● **Directions for this task**
Exactly as written, retype the listing below, omitting the pictures.

● **Given information**
◇ ◇ ◇ ◇ ◇ ◇ ◇
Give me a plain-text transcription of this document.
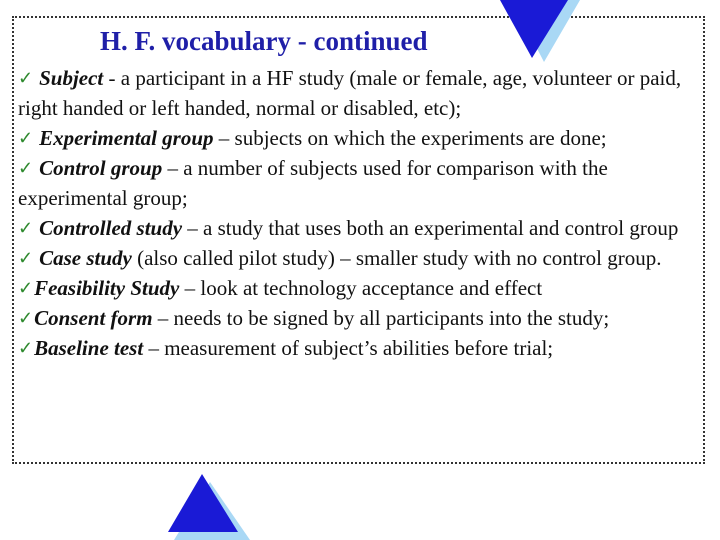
H. F. vocabulary - continued

✓ Subject - a participant in a HF study (male or female, age, volunteer or paid, right handed or left handed, normal or disabled, etc);

✓ Experimental group – subjects on which the experiments are done;

✓ Control group – a number of subjects used for comparison with the experimental group;

✓ Controlled study – a study that uses both an experimental and control group

✓ Case study (also called pilot study) – smaller study with no control group.

✓Feasibility Study – look at technology acceptance and effect

✓Consent form – needs to be signed by all participants into the study;

✓Baseline test – measurement of subject’s abilities before trial;
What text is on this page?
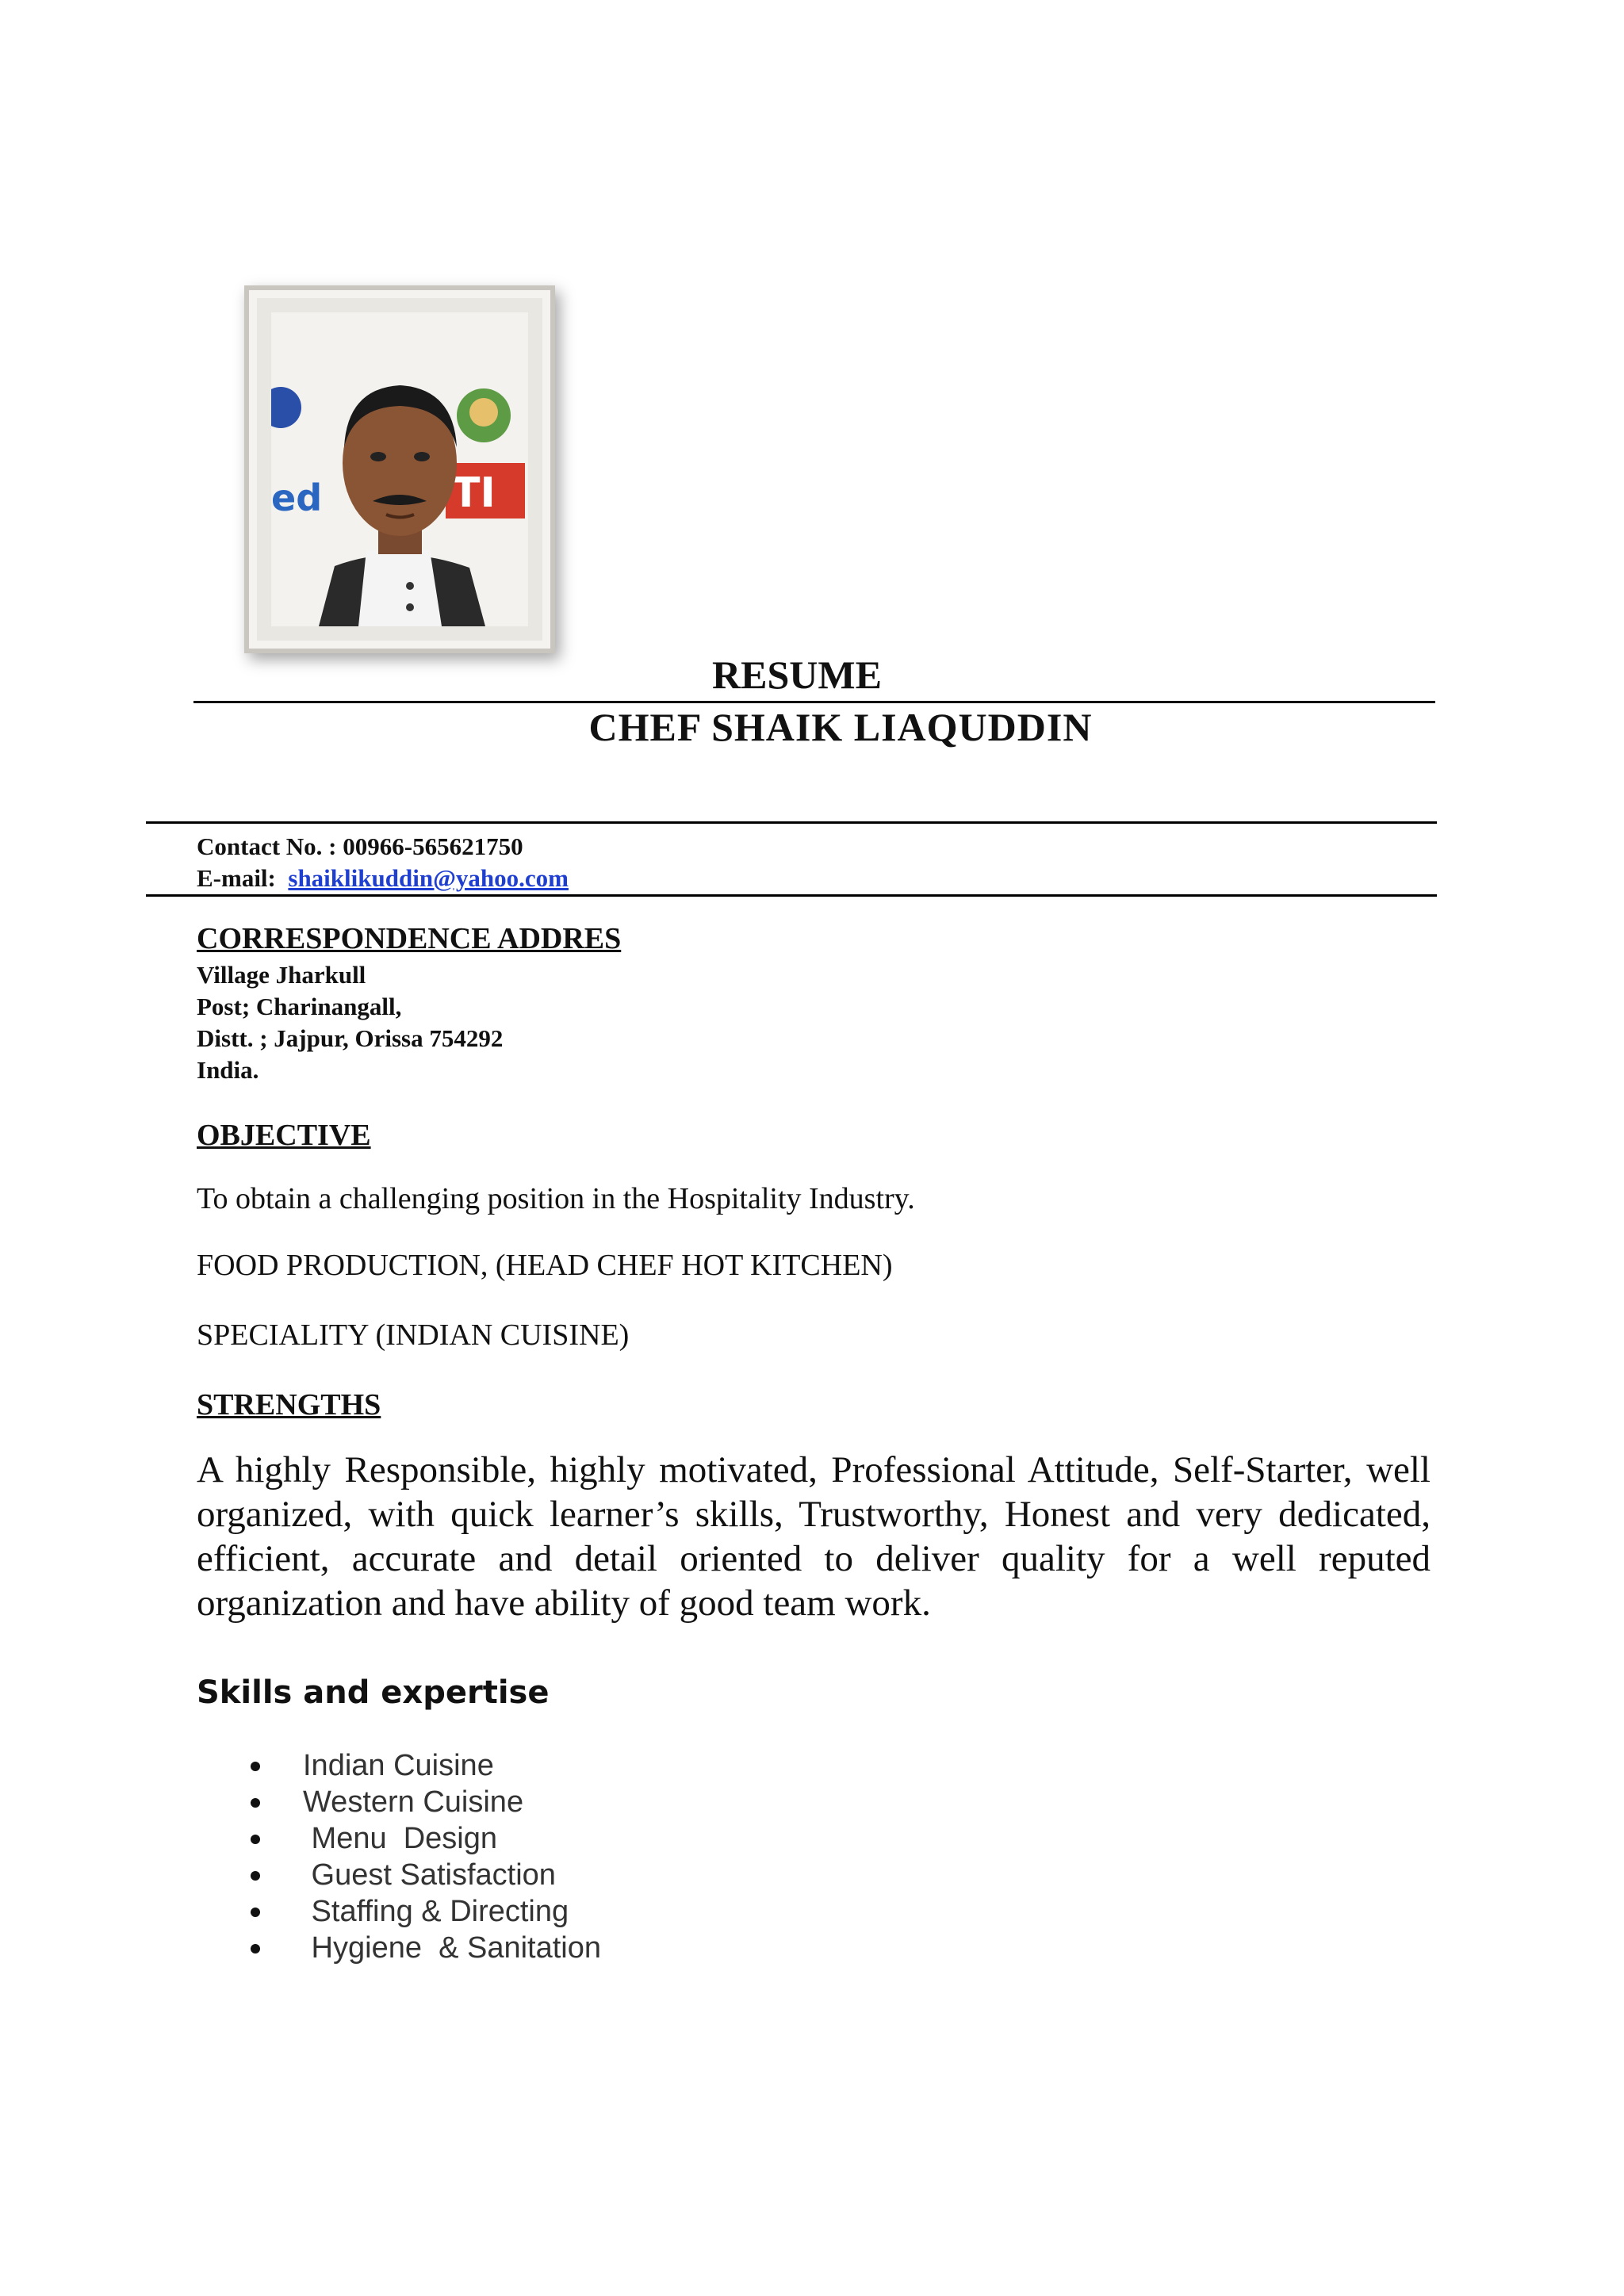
ed	TI
RESUME
CHEF SHAIK LIAQUDDIN
Contact No. : 00966-565621750
E-mail: shaiklikuddin@yahoo.com
CORRESPONDENCE ADDRES
Village Jharkull
Post; Charinangall,
Distt. ; Jajpur, Orissa 754292
India.
OBJECTIVE
To obtain a challenging position in the Hospitality Industry.
FOOD PRODUCTION, (HEAD CHEF HOT KITCHEN)
SPECIALITY (INDIAN CUISINE)
STRENGTHS
A highly Responsible, highly motivated, Professional Attitude, Self-Starter, well organized, with quick learner’s skills, Trustworthy, Honest and very dedicated, efficient, accurate and detail oriented to deliver quality for a well reputed organization and have ability of good team work.
Skills and expertise
Indian Cuisine
Western Cuisine
Menu  Design
Guest Satisfaction
Staffing & Directing
Hygiene  & Sanitation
◇ ◇ ◇ ◇ ◇ ◇ ◇
● **Full solution**
Give me a plain-text transcription of this document.
H. F. vocabulary - continued

✓ Subject - a participant in a HF study (male or female, age, volunteer or paid, right handed or left handed, normal or disabled, etc);

✓ Experimental group – subjects on which the experiments are done;

✓ Control group – a number of subjects used for comparison with the experimental group;

✓ Controlled study – a study that uses both an experimental and control group

✓ Case study (also called pilot study) – smaller study with no control group.

✓Feasibility Study – look at technology acceptance and effect

✓Consent form – needs to be signed by all participants into the study;

✓Baseline test – measurement of subject’s abilities before trial;
What text is on this page?
ed	TI
RESUME
CHEF SHAIK LIAQUDDIN
Contact No. : 00966-565621750
E-mail: shaiklikuddin@yahoo.com
CORRESPONDENCE ADDRES
Village Jharkull
Post; Charinangall,
Distt. ; Jajpur, Orissa 754292
India.
OBJECTIVE
To obtain a challenging position in the Hospitality Industry.
FOOD PRODUCTION, (HEAD CHEF HOT KITCHEN)
SPECIALITY (INDIAN CUISINE)
STRENGTHS
A highly Responsible, highly motivated, Professional Attitude, Self-Starter, well organized, with quick learner’s skills, Trustworthy, Honest and very dedicated, efficient, accurate and detail oriented to deliver quality for a well reputed organization and have ability of good team work.
Skills and expertise
Indian Cuisine
Western Cuisine
Menu  Design
Guest Satisfaction
Staffing & Directing
Hygiene  & Sanitation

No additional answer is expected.